*Objective*.
Find and copy lines holding "View".

*Material provided*.
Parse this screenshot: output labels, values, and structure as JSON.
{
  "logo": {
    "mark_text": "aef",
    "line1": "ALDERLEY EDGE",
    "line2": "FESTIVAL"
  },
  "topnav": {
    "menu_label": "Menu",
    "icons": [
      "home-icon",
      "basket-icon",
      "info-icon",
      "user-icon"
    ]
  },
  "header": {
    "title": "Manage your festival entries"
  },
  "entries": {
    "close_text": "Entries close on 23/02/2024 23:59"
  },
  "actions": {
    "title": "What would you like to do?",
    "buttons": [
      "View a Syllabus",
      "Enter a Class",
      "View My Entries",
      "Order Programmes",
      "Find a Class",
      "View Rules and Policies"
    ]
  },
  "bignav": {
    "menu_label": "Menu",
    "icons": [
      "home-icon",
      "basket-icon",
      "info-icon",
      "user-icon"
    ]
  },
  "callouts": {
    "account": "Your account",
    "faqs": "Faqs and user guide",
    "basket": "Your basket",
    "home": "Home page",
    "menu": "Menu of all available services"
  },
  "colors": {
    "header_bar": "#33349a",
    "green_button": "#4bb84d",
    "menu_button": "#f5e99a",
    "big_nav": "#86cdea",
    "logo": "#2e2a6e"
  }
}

*Result below*.
      "View a Syllabus",
      "View My Entries",
      "View Rules and Policies"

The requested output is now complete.